GIVEN INSTRUCTION -
The listing below must be repeated word for word, with its images excluded.

GIVEN RECORDS -
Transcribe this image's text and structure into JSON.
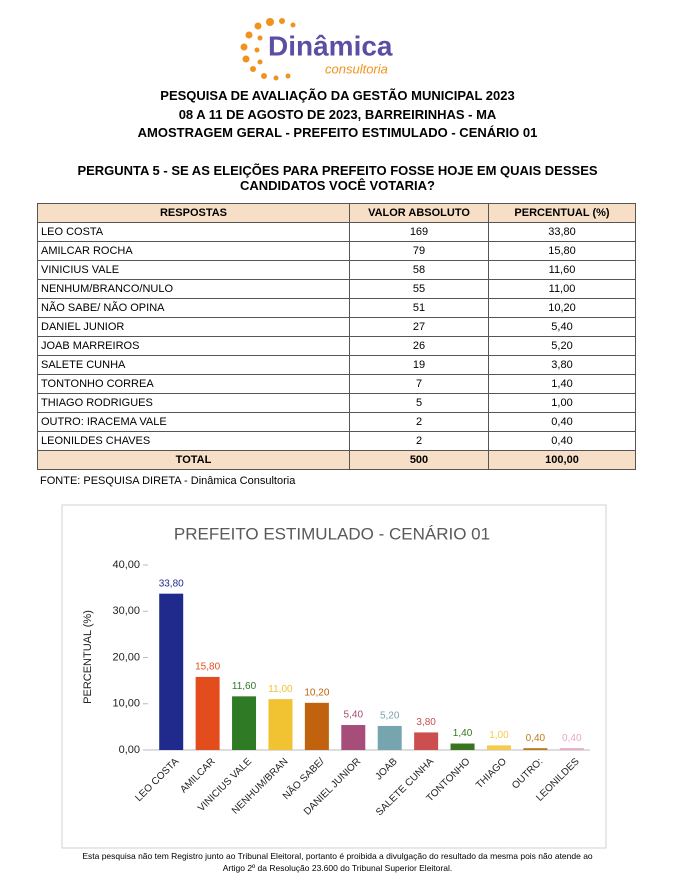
{
  "logo": {
    "name": "Dinâmica",
    "sub": "consultoria"
  },
  "header": {
    "lines": [
      "PESQUISA DE AVALIAÇÃO DA GESTÃO MUNICIPAL 2023",
      "08 A 11 DE AGOSTO DE 2023, BARREIRINHAS - MA",
      "AMOSTRAGEM GERAL - PREFEITO ESTIMULADO - CENÁRIO 01"
    ]
  },
  "question": {
    "lines": [
      "PERGUNTA 5 - SE AS ELEIÇÕES PARA PREFEITO FOSSE HOJE EM QUAIS DESSES",
      "CANDIDATOS VOCÊ VOTARIA?"
    ]
  },
  "table": {
    "columns": [
      "RESPOSTAS",
      "VALOR ABSOLUTO",
      "PERCENTUAL (%)"
    ],
    "rows": [
      [
        "LEO COSTA",
        169,
        "33,80"
      ],
      [
        "AMILCAR ROCHA",
        79,
        "15,80"
      ],
      [
        "VINICIUS VALE",
        58,
        "11,60"
      ],
      [
        "NENHUM/BRANCO/NULO",
        55,
        "11,00"
      ],
      [
        "NÃO SABE/ NÃO OPINA",
        51,
        "10,20"
      ],
      [
        "DANIEL JUNIOR",
        27,
        "5,40"
      ],
      [
        "JOAB MARREIROS",
        26,
        "5,20"
      ],
      [
        "SALETE CUNHA",
        19,
        "3,80"
      ],
      [
        "TONTONHO CORREA",
        7,
        "1,40"
      ],
      [
        "THIAGO RODRIGUES",
        5,
        "1,00"
      ],
      [
        "OUTRO: IRACEMA VALE",
        2,
        "0,40"
      ],
      [
        "LEONILDES CHAVES",
        2,
        "0,40"
      ]
    ],
    "total": [
      "TOTAL",
      500,
      "100,00"
    ]
  },
  "source": "FONTE: PESQUISA DIRETA - Dinâmica Consultoria",
  "chart_data": {
    "type": "bar",
    "title": "PREFEITO ESTIMULADO - CENÁRIO 01",
    "y_label": "PERCENTUAL (%)",
    "categories": [
      "LEO COSTA",
      "AMILCAR",
      "VINICIUS VALE",
      "NENHUM/BRAN",
      "NÃO SABE/",
      "DANIEL JUNIOR",
      "JOAB",
      "SALETE CUNHA",
      "TONTONHO",
      "THIAGO",
      "OUTRO:",
      "LEONILDES"
    ],
    "values": [
      33.8,
      15.8,
      11.6,
      11.0,
      10.2,
      5.4,
      5.2,
      3.8,
      1.4,
      1.0,
      0.4,
      0.4
    ],
    "value_labels": [
      "33,80",
      "15,80",
      "11,60",
      "11,00",
      "10,20",
      "5,40",
      "5,20",
      "3,80",
      "1,40",
      "1,00",
      "0,40",
      "0,40"
    ],
    "colors": [
      "#1f2a8c",
      "#e34c1d",
      "#2f7a24",
      "#f1c232",
      "#c0620e",
      "#a64d79",
      "#76a5af",
      "#cc4e4e",
      "#38761d",
      "#f4cc4a",
      "#bf7a1a",
      "#e8a9c4"
    ],
    "ylim": [
      0,
      40
    ],
    "yticks": [
      {
        "value": 0,
        "label": "0,00"
      },
      {
        "value": 10,
        "label": "10,00"
      },
      {
        "value": 20,
        "label": "20,00"
      },
      {
        "value": 30,
        "label": "30,00"
      },
      {
        "value": 40,
        "label": "40,00"
      }
    ],
    "grid": false
  },
  "footer": {
    "lines": [
      "Esta pesquisa não tem Registro junto ao Tribunal Eleitoral, portanto é proibida a divulgação do resultado da mesma pois não atende ao",
      "Artigo 2º da Resolução 23.600 do Tribunal Superior Eleitoral."
    ]
  }
}
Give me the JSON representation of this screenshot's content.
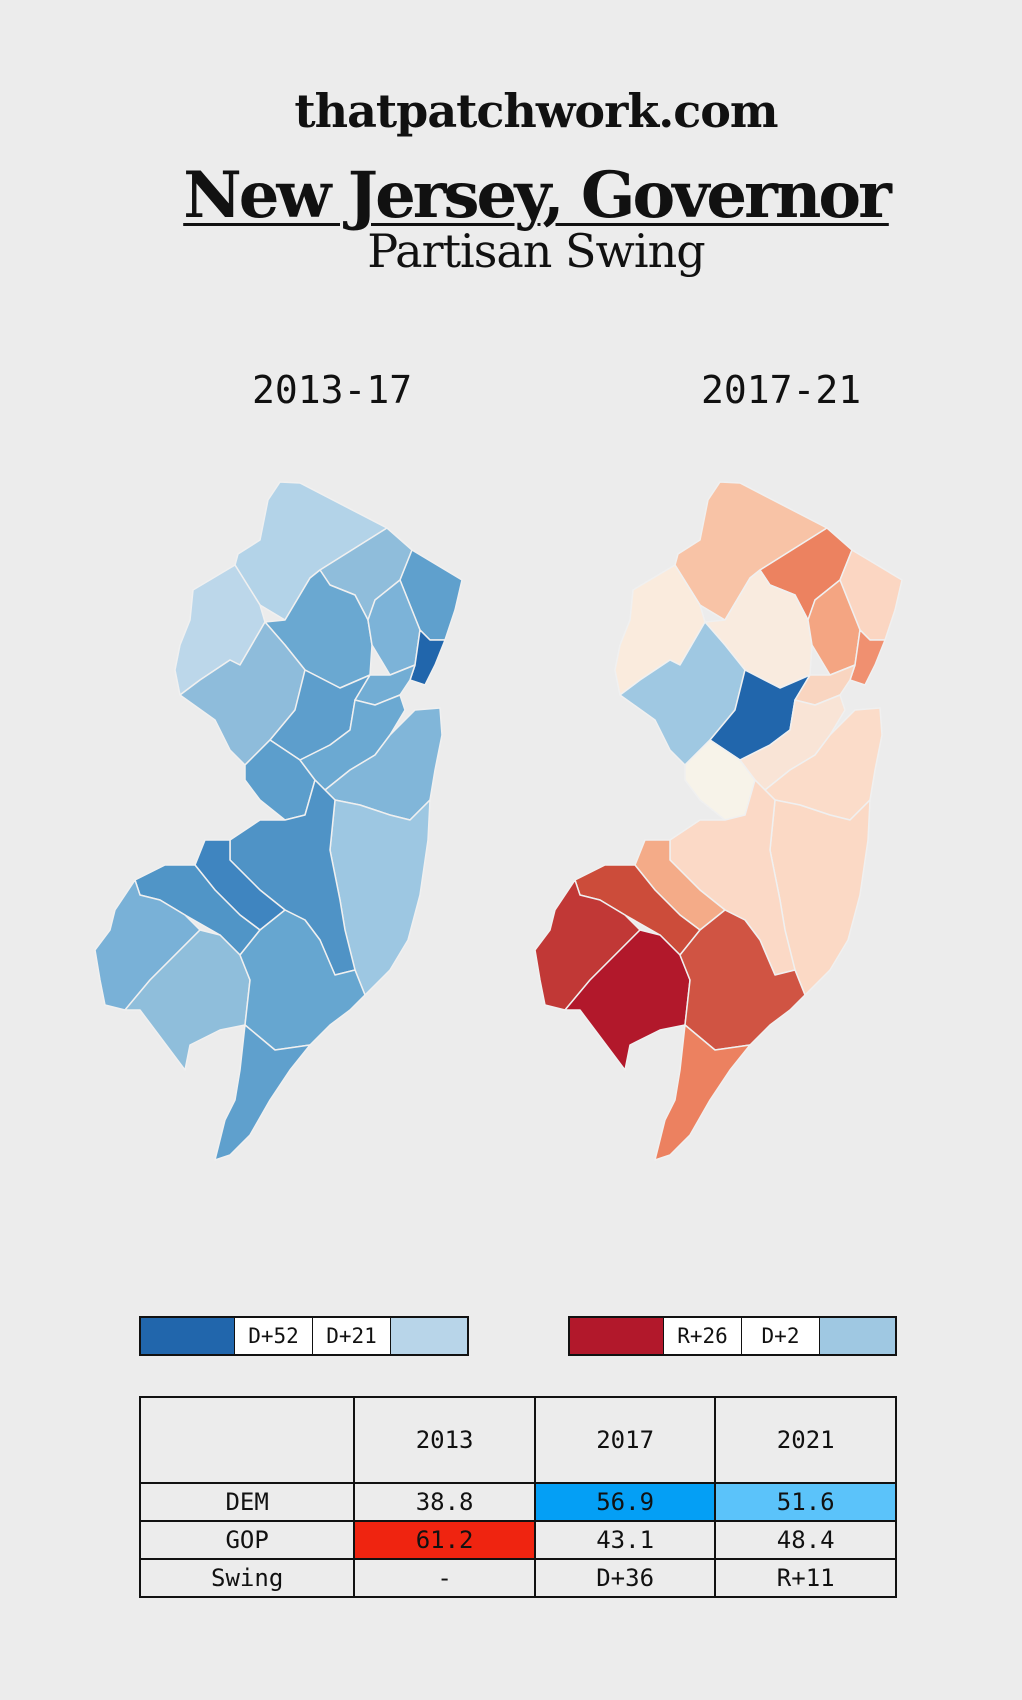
{
  "header": {
    "site": "thatpatchwork.com",
    "title": "New Jersey, Governor",
    "subtitle": "Partisan Swing"
  },
  "maps": [
    {
      "period": "2013-17",
      "legend": {
        "high_label": "D+52",
        "low_label": "D+21",
        "high_color": "#2166ac",
        "low_color": "#b8d5e9"
      },
      "colors": {
        "sussex": "#b3d3e8",
        "warren": "#bcd7ea",
        "passaic": "#8fbddb",
        "bergen": "#5fa0cd",
        "morris": "#6aa8d1",
        "essex": "#7cb3d8",
        "hudson": "#2166ac",
        "hunterdon": "#8ebcdb",
        "somerset": "#5d9ecc",
        "union": "#72add4",
        "mercer": "#5c9ecc",
        "middlesex": "#6ba9d2",
        "monmouth": "#81b6d9",
        "ocean": "#9dc7e2",
        "burlington": "#4f93c6",
        "camden": "#3f85c0",
        "gloucester": "#5095c7",
        "salem": "#79b1d7",
        "cumberland": "#8fbedb",
        "atlantic": "#66a6d0",
        "cape_may": "#5fa0cd"
      }
    },
    {
      "period": "2017-21",
      "legend": {
        "high_label": "R+26",
        "low_label": "D+2",
        "high_color": "#b2182b",
        "low_color": "#9fc8e2"
      },
      "colors": {
        "sussex": "#f8c3a6",
        "warren": "#faebdd",
        "passaic": "#ec8260",
        "bergen": "#fbd6c2",
        "morris": "#f9ebdf",
        "essex": "#f4a582",
        "hudson": "#f09070",
        "hunterdon": "#9fc8e2",
        "somerset": "#2166ac",
        "union": "#f9d5c0",
        "mercer": "#f7f3e9",
        "middlesex": "#f9e4d6",
        "monmouth": "#fbdcc9",
        "ocean": "#fbd9c5",
        "burlington": "#fbd9c6",
        "camden": "#f4ab88",
        "gloucester": "#cc4c3a",
        "salem": "#c13836",
        "cumberland": "#b2182b",
        "atlantic": "#d05443",
        "cape_may": "#ec8160"
      }
    }
  ],
  "table": {
    "header": [
      "",
      "2013",
      "2017",
      "2021"
    ],
    "rows": [
      {
        "label": "DEM",
        "values": [
          "38.8",
          "56.9",
          "51.6"
        ],
        "highlights": [
          "",
          "#049ff5",
          "#5bc3fa"
        ]
      },
      {
        "label": "GOP",
        "values": [
          "61.2",
          "43.1",
          "48.4"
        ],
        "highlights": [
          "#ef2410",
          "",
          ""
        ]
      },
      {
        "label": "Swing",
        "values": [
          "-",
          "D+36",
          "R+11"
        ],
        "highlights": [
          "",
          "",
          ""
        ]
      }
    ]
  }
}
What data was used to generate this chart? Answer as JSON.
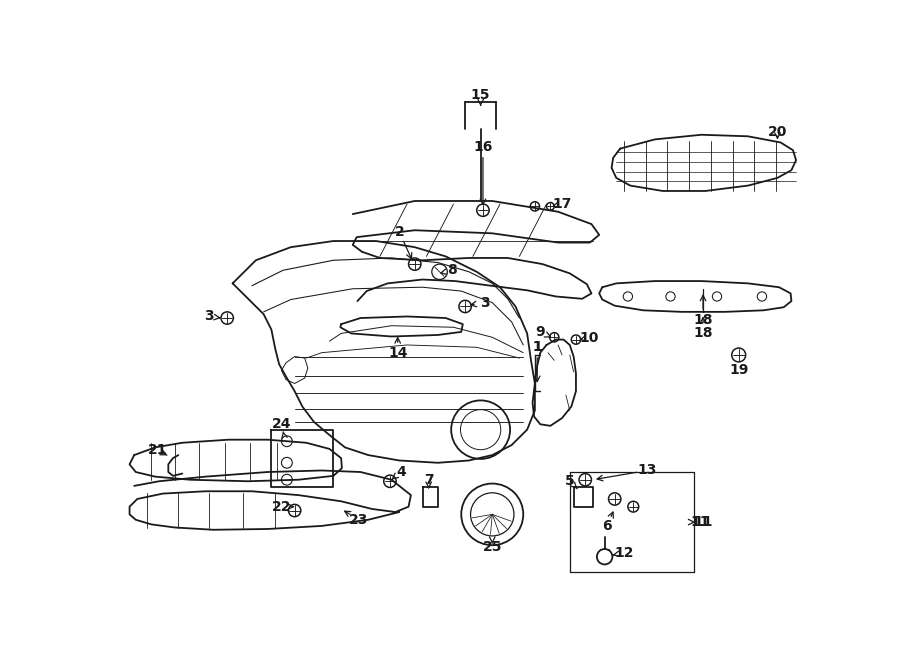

THE RESPONSE -
Transcribe this image's text and structure into JSON.
{
  "logo": {
    "name": "Dinâmica",
    "sub": "consultoria"
  },
  "header": {
    "lines": [
      "PESQUISA DE AVALIAÇÃO DA GESTÃO MUNICIPAL 2023",
      "08 A 11 DE AGOSTO DE 2023, BARREIRINHAS - MA",
      "AMOSTRAGEM GERAL - PREFEITO ESTIMULADO - CENÁRIO 01"
    ]
  },
  "question": {
    "lines": [
      "PERGUNTA 5 - SE AS ELEIÇÕES PARA PREFEITO FOSSE HOJE EM QUAIS DESSES",
      "CANDIDATOS VOCÊ VOTARIA?"
    ]
  },
  "table": {
    "columns": [
      "RESPOSTAS",
      "VALOR ABSOLUTO",
      "PERCENTUAL (%)"
    ],
    "rows": [
      [
        "LEO COSTA",
        169,
        "33,80"
      ],
      [
        "AMILCAR ROCHA",
        79,
        "15,80"
      ],
      [
        "VINICIUS VALE",
        58,
        "11,60"
      ],
      [
        "NENHUM/BRANCO/NULO",
        55,
        "11,00"
      ],
      [
        "NÃO SABE/ NÃO OPINA",
        51,
        "10,20"
      ],
      [
        "DANIEL JUNIOR",
        27,
        "5,40"
      ],
      [
        "JOAB MARREIROS",
        26,
        "5,20"
      ],
      [
        "SALETE CUNHA",
        19,
        "3,80"
      ],
      [
        "TONTONHO CORREA",
        7,
        "1,40"
      ],
      [
        "THIAGO RODRIGUES",
        5,
        "1,00"
      ],
      [
        "OUTRO: IRACEMA VALE",
        2,
        "0,40"
      ],
      [
        "LEONILDES CHAVES",
        2,
        "0,40"
      ]
    ],
    "total": [
      "TOTAL",
      500,
      "100,00"
    ]
  },
  "source": "FONTE: PESQUISA DIRETA - Dinâmica Consultoria",
  "chart_data": {
    "type": "bar",
    "title": "PREFEITO ESTIMULADO - CENÁRIO 01",
    "y_label": "PERCENTUAL (%)",
    "categories": [
      "LEO COSTA",
      "AMILCAR",
      "VINICIUS VALE",
      "NENHUM/BRAN",
      "NÃO SABE/",
      "DANIEL JUNIOR",
      "JOAB",
      "SALETE CUNHA",
      "TONTONHO",
      "THIAGO",
      "OUTRO:",
      "LEONILDES"
    ],
    "values": [
      33.8,
      15.8,
      11.6,
      11.0,
      10.2,
      5.4,
      5.2,
      3.8,
      1.4,
      1.0,
      0.4,
      0.4
    ],
    "value_labels": [
      "33,80",
      "15,80",
      "11,60",
      "11,00",
      "10,20",
      "5,40",
      "5,20",
      "3,80",
      "1,40",
      "1,00",
      "0,40",
      "0,40"
    ],
    "colors": [
      "#1f2a8c",
      "#e34c1d",
      "#2f7a24",
      "#f1c232",
      "#c0620e",
      "#a64d79",
      "#76a5af",
      "#cc4e4e",
      "#38761d",
      "#f4cc4a",
      "#bf7a1a",
      "#e8a9c4"
    ],
    "ylim": [
      0,
      40
    ],
    "yticks": [
      {
        "value": 0,
        "label": "0,00"
      },
      {
        "value": 10,
        "label": "10,00"
      },
      {
        "value": 20,
        "label": "20,00"
      },
      {
        "value": 30,
        "label": "30,00"
      },
      {
        "value": 40,
        "label": "40,00"
      }
    ],
    "grid": false
  },
  "footer": {
    "lines": [
      "Esta pesquisa não tem Registro junto ao Tribunal Eleitoral, portanto é proibida a divulgação do resultado da mesma pois não atende ao",
      "Artigo 2º da Resolução 23.600 do Tribunal Superior Eleitoral."
    ]
  }
}
Give me the JSON representation of this screenshot's content.
{
  "header": {
    "site": "thatpatchwork.com",
    "title": "New Jersey, Governor",
    "subtitle": "Partisan Swing"
  },
  "maps": [
    {
      "period": "2013-17",
      "legend": {
        "high_label": "D+52",
        "low_label": "D+21",
        "high_color": "#2166ac",
        "low_color": "#b8d5e9"
      },
      "colors": {
        "sussex": "#b3d3e8",
        "warren": "#bcd7ea",
        "passaic": "#8fbddb",
        "bergen": "#5fa0cd",
        "morris": "#6aa8d1",
        "essex": "#7cb3d8",
        "hudson": "#2166ac",
        "hunterdon": "#8ebcdb",
        "somerset": "#5d9ecc",
        "union": "#72add4",
        "mercer": "#5c9ecc",
        "middlesex": "#6ba9d2",
        "monmouth": "#81b6d9",
        "ocean": "#9dc7e2",
        "burlington": "#4f93c6",
        "camden": "#3f85c0",
        "gloucester": "#5095c7",
        "salem": "#79b1d7",
        "cumberland": "#8fbedb",
        "atlantic": "#66a6d0",
        "cape_may": "#5fa0cd"
      }
    },
    {
      "period": "2017-21",
      "legend": {
        "high_label": "R+26",
        "low_label": "D+2",
        "high_color": "#b2182b",
        "low_color": "#9fc8e2"
      },
      "colors": {
        "sussex": "#f8c3a6",
        "warren": "#faebdd",
        "passaic": "#ec8260",
        "bergen": "#fbd6c2",
        "morris": "#f9ebdf",
        "essex": "#f4a582",
        "hudson": "#f09070",
        "hunterdon": "#9fc8e2",
        "somerset": "#2166ac",
        "union": "#f9d5c0",
        "mercer": "#f7f3e9",
        "middlesex": "#f9e4d6",
        "monmouth": "#fbdcc9",
        "ocean": "#fbd9c5",
        "burlington": "#fbd9c6",
        "camden": "#f4ab88",
        "gloucester": "#cc4c3a",
        "salem": "#c13836",
        "cumberland": "#b2182b",
        "atlantic": "#d05443",
        "cape_may": "#ec8160"
      }
    }
  ],
  "table": {
    "header": [
      "",
      "2013",
      "2017",
      "2021"
    ],
    "rows": [
      {
        "label": "DEM",
        "values": [
          "38.8",
          "56.9",
          "51.6"
        ],
        "highlights": [
          "",
          "#049ff5",
          "#5bc3fa"
        ]
      },
      {
        "label": "GOP",
        "values": [
          "61.2",
          "43.1",
          "48.4"
        ],
        "highlights": [
          "#ef2410",
          "",
          ""
        ]
      },
      {
        "label": "Swing",
        "values": [
          "-",
          "D+36",
          "R+11"
        ],
        "highlights": [
          "",
          "",
          ""
        ]
      }
    ]
  }
}
What data was used to generate this chart? Answer as JSON.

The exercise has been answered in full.